→ Task instructions:
Every entry that follows should be written out again exactly.

The data Block Start

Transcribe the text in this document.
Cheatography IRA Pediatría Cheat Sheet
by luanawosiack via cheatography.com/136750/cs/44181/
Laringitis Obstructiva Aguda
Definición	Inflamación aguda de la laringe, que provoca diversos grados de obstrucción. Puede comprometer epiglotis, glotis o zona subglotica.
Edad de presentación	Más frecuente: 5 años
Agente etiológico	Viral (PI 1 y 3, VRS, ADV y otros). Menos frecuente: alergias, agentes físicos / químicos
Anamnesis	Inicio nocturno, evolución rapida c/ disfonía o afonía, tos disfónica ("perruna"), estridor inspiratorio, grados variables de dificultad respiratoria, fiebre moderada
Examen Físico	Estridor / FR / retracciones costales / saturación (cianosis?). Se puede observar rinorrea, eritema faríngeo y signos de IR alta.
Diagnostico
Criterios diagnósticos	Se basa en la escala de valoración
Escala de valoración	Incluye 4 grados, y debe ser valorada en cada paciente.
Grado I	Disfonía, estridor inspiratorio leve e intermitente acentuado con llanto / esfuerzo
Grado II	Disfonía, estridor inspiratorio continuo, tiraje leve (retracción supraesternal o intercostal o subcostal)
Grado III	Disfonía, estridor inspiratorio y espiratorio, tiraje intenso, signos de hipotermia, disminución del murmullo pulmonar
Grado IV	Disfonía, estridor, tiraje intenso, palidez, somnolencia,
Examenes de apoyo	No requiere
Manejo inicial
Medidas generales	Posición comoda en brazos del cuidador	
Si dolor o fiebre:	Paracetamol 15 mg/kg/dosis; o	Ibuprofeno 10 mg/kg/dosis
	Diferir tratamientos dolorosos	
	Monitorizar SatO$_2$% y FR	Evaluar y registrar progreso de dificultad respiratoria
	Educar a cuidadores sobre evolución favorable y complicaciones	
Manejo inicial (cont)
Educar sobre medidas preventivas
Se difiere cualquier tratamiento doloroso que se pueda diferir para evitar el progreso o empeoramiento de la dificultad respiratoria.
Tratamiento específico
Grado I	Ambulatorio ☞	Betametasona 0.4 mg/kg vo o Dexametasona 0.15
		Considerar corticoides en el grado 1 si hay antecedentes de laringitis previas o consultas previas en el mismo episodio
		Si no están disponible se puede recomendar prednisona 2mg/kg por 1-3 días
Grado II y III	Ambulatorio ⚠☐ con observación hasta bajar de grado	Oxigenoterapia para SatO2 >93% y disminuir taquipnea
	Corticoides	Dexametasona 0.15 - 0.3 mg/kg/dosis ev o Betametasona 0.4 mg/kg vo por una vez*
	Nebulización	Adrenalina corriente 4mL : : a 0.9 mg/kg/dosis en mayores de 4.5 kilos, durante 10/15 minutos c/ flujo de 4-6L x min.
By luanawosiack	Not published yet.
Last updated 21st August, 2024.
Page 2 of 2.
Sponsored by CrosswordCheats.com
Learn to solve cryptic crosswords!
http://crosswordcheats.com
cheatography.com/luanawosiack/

The data Block End

→ Expected answer:
Transcribe the text in this document.
Cheatography IRA Pediatría Cheat Sheet
by luanawosiack via cheatography.com/136750/cs/44181/
Laringitis Obstructiva Aguda
Definición	Inflamación aguda de la laringe, que provoca diversos grados de obstrucción. Puede comprometer epiglotis, glotis o zona subglotica.
Edad de presentación	Más frecuente: 5 años
Agente etiológico	Viral (PI 1 y 3, VRS, ADV y otros). Menos frecuente: alergias, agentes físicos / químicos
Anamnesis	Inicio nocturno, evolución rapida c/ disfonía o afonía, tos disfónica ("perruna"), estridor inspiratorio, grados variables de dificultad respiratoria, fiebre moderada
Examen Físico	Estridor / FR / retracciones costales / saturación (cianosis?). Se puede observar rinorrea, eritema faríngeo y signos de IR alta.
Diagnostico
Criterios diagnósticos	Se basa en la escala de valoración
Escala de valoración	Incluye 4 grados, y debe ser valorada en cada paciente.
Grado I	Disfonía, estridor inspiratorio leve e intermitente acentuado con llanto / esfuerzo
Grado II	Disfonía, estridor inspiratorio continuo, tiraje leve (retracción supraesternal o intercostal o subcostal)
Grado III	Disfonía, estridor inspiratorio y espiratorio, tiraje intenso, signos de hipotermia, disminución del murmullo pulmonar
Grado IV	Disfonía, estridor, tiraje intenso, palidez, somnolencia,
Examenes de apoyo	No requiere
Manejo inicial
Medidas generales	Posición comoda en brazos del cuidador	
Si dolor o fiebre:	Paracetamol 15 mg/kg/dosis; o	Ibuprofeno 10 mg/kg/dosis
	Diferir tratamientos dolorosos	
	Monitorizar SatO$_2$% y FR	Evaluar y registrar progreso de dificultad respiratoria
	Educar a cuidadores sobre evolución favorable y complicaciones	
Manejo inicial (cont)
Educar sobre medidas preventivas
Se difiere cualquier tratamiento doloroso que se pueda diferir para evitar el progreso o empeoramiento de la dificultad respiratoria.
Tratamiento específico
Grado I	Ambulatorio ☞	Betametasona 0.4 mg/kg vo o Dexametasona 0.15
		Considerar corticoides en el grado 1 si hay antecedentes de laringitis previas o consultas previas en el mismo episodio
		Si no están disponible se puede recomendar prednisona 2mg/kg por 1-3 días
Grado II y III	Ambulatorio ⚠☐ con observación hasta bajar de grado	Oxigenoterapia para SatO2 >93% y disminuir taquipnea
	Corticoides	Dexametasona 0.15 - 0.3 mg/kg/dosis ev o Betametasona 0.4 mg/kg vo por una vez*
	Nebulización	Adrenalina corriente 4mL : : a 0.9 mg/kg/dosis en mayores de 4.5 kilos, durante 10/15 minutos c/ flujo de 4-6L x min.
By luanawosiack	Not published yet.
Last updated 21st August, 2024.
Page 2 of 2.
Sponsored by CrosswordCheats.com
Learn to solve cryptic crosswords!
http://crosswordcheats.com
cheatography.com/luanawosiack/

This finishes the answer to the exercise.